## WHAT TO DO:
Transcribe the listing word for word.

** begin RECORD EXCERPTS **

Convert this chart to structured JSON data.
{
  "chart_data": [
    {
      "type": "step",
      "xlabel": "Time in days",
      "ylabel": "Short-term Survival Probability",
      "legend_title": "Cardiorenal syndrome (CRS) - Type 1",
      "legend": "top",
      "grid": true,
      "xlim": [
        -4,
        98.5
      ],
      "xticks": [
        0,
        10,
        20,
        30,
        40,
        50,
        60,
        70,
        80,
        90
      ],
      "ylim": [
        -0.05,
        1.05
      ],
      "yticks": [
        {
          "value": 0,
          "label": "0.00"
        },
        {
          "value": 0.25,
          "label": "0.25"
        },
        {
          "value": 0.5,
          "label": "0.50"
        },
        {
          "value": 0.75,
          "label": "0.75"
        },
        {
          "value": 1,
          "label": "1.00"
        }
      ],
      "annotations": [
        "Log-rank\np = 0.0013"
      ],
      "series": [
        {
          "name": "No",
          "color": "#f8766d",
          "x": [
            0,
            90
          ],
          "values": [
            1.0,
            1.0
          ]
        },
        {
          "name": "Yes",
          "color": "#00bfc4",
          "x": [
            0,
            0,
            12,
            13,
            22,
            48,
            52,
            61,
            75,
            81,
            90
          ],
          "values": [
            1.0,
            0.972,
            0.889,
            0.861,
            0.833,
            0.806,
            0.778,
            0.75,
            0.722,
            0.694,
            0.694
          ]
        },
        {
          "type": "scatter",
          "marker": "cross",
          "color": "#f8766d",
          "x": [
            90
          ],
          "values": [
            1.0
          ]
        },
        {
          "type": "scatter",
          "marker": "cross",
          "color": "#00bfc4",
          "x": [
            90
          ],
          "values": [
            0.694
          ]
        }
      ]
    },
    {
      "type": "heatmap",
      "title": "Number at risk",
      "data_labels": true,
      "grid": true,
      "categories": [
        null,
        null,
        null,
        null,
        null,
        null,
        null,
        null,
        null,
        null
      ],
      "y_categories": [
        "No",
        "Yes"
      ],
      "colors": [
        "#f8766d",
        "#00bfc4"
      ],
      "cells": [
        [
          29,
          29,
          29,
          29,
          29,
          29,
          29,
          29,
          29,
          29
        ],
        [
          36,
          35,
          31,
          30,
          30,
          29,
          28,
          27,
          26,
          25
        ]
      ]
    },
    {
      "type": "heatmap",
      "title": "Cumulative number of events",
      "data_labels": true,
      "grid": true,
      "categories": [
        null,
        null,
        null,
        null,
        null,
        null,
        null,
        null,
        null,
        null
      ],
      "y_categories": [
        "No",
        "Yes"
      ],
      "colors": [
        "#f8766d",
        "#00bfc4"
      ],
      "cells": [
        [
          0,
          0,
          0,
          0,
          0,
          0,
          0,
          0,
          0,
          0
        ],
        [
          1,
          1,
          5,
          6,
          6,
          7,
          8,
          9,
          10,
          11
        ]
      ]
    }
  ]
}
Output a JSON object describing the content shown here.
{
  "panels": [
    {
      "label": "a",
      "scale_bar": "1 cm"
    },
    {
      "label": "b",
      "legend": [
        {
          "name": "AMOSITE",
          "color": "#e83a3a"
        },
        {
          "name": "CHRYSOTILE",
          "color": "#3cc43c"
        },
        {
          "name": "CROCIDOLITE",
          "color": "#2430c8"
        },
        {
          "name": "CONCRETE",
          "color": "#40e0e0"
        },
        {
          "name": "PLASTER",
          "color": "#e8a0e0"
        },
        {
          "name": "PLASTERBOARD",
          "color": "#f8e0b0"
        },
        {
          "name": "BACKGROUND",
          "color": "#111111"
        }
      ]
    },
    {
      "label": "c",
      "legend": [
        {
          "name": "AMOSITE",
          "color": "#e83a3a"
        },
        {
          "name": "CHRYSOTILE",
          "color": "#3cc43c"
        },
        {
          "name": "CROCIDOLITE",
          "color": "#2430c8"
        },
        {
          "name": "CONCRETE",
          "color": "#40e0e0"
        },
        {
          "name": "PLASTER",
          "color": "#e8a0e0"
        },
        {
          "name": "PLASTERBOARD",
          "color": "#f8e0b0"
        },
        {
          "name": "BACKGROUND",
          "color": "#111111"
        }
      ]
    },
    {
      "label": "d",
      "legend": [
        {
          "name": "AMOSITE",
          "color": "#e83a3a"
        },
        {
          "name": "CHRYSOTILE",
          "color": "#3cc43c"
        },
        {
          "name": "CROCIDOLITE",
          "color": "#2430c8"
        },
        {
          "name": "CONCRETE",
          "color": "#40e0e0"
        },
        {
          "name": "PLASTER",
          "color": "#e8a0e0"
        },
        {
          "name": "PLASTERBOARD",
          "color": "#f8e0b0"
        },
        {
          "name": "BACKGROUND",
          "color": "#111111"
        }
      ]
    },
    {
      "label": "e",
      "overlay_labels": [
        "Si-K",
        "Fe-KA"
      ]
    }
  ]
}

** end RECORD EXCERPTS **

## RESULT OF THIS EXERCISE:
Convert this chart to structured JSON data.
{
  "chart_data": [
    {
      "type": "step",
      "xlabel": "Time in days",
      "ylabel": "Short-term Survival Probability",
      "legend_title": "Cardiorenal syndrome (CRS) - Type 1",
      "legend": "top",
      "grid": true,
      "xlim": [
        -4,
        98.5
      ],
      "xticks": [
        0,
        10,
        20,
        30,
        40,
        50,
        60,
        70,
        80,
        90
      ],
      "ylim": [
        -0.05,
        1.05
      ],
      "yticks": [
        {
          "value": 0,
          "label": "0.00"
        },
        {
          "value": 0.25,
          "label": "0.25"
        },
        {
          "value": 0.5,
          "label": "0.50"
        },
        {
          "value": 0.75,
          "label": "0.75"
        },
        {
          "value": 1,
          "label": "1.00"
        }
      ],
      "annotations": [
        "Log-rank\np = 0.0013"
      ],
      "series": [
        {
          "name": "No",
          "color": "#f8766d",
          "x": [
            0,
            90
          ],
          "values": [
            1.0,
            1.0
          ]
        },
        {
          "name": "Yes",
          "color": "#00bfc4",
          "x": [
            0,
            0,
            12,
            13,
            22,
            48,
            52,
            61,
            75,
            81,
            90
          ],
          "values": [
            1.0,
            0.972,
            0.889,
            0.861,
            0.833,
            0.806,
            0.778,
            0.75,
            0.722,
            0.694,
            0.694
          ]
        },
        {
          "type": "scatter",
          "marker": "cross",
          "color": "#f8766d",
          "x": [
            90
          ],
          "values": [
            1.0
          ]
        },
        {
          "type": "scatter",
          "marker": "cross",
          "color": "#00bfc4",
          "x": [
            90
          ],
          "values": [
            0.694
          ]
        }
      ]
    },
    {
      "type": "heatmap",
      "title": "Number at risk",
      "data_labels": true,
      "grid": true,
      "categories": [
        null,
        null,
        null,
        null,
        null,
        null,
        null,
        null,
        null,
        null
      ],
      "y_categories": [
        "No",
        "Yes"
      ],
      "colors": [
        "#f8766d",
        "#00bfc4"
      ],
      "cells": [
        [
          29,
          29,
          29,
          29,
          29,
          29,
          29,
          29,
          29,
          29
        ],
        [
          36,
          35,
          31,
          30,
          30,
          29,
          28,
          27,
          26,
          25
        ]
      ]
    },
    {
      "type": "heatmap",
      "title": "Cumulative number of events",
      "data_labels": true,
      "grid": true,
      "categories": [
        null,
        null,
        null,
        null,
        null,
        null,
        null,
        null,
        null,
        null
      ],
      "y_categories": [
        "No",
        "Yes"
      ],
      "colors": [
        "#f8766d",
        "#00bfc4"
      ],
      "cells": [
        [
          0,
          0,
          0,
          0,
          0,
          0,
          0,
          0,
          0,
          0
        ],
        [
          1,
          1,
          5,
          6,
          6,
          7,
          8,
          9,
          10,
          11
        ]
      ]
    }
  ]
}
Output a JSON object describing the content shown here.
{
  "panels": [
    {
      "label": "a",
      "scale_bar": "1 cm"
    },
    {
      "label": "b",
      "legend": [
        {
          "name": "AMOSITE",
          "color": "#e83a3a"
        },
        {
          "name": "CHRYSOTILE",
          "color": "#3cc43c"
        },
        {
          "name": "CROCIDOLITE",
          "color": "#2430c8"
        },
        {
          "name": "CONCRETE",
          "color": "#40e0e0"
        },
        {
          "name": "PLASTER",
          "color": "#e8a0e0"
        },
        {
          "name": "PLASTERBOARD",
          "color": "#f8e0b0"
        },
        {
          "name": "BACKGROUND",
          "color": "#111111"
        }
      ]
    },
    {
      "label": "c",
      "legend": [
        {
          "name": "AMOSITE",
          "color": "#e83a3a"
        },
        {
          "name": "CHRYSOTILE",
          "color": "#3cc43c"
        },
        {
          "name": "CROCIDOLITE",
          "color": "#2430c8"
        },
        {
          "name": "CONCRETE",
          "color": "#40e0e0"
        },
        {
          "name": "PLASTER",
          "color": "#e8a0e0"
        },
        {
          "name": "PLASTERBOARD",
          "color": "#f8e0b0"
        },
        {
          "name": "BACKGROUND",
          "color": "#111111"
        }
      ]
    },
    {
      "label": "d",
      "legend": [
        {
          "name": "AMOSITE",
          "color": "#e83a3a"
        },
        {
          "name": "CHRYSOTILE",
          "color": "#3cc43c"
        },
        {
          "name": "CROCIDOLITE",
          "color": "#2430c8"
        },
        {
          "name": "CONCRETE",
          "color": "#40e0e0"
        },
        {
          "name": "PLASTER",
          "color": "#e8a0e0"
        },
        {
          "name": "PLASTERBOARD",
          "color": "#f8e0b0"
        },
        {
          "name": "BACKGROUND",
          "color": "#111111"
        }
      ]
    },
    {
      "label": "e",
      "overlay_labels": [
        "Si-K",
        "Fe-KA"
      ]
    }
  ]
}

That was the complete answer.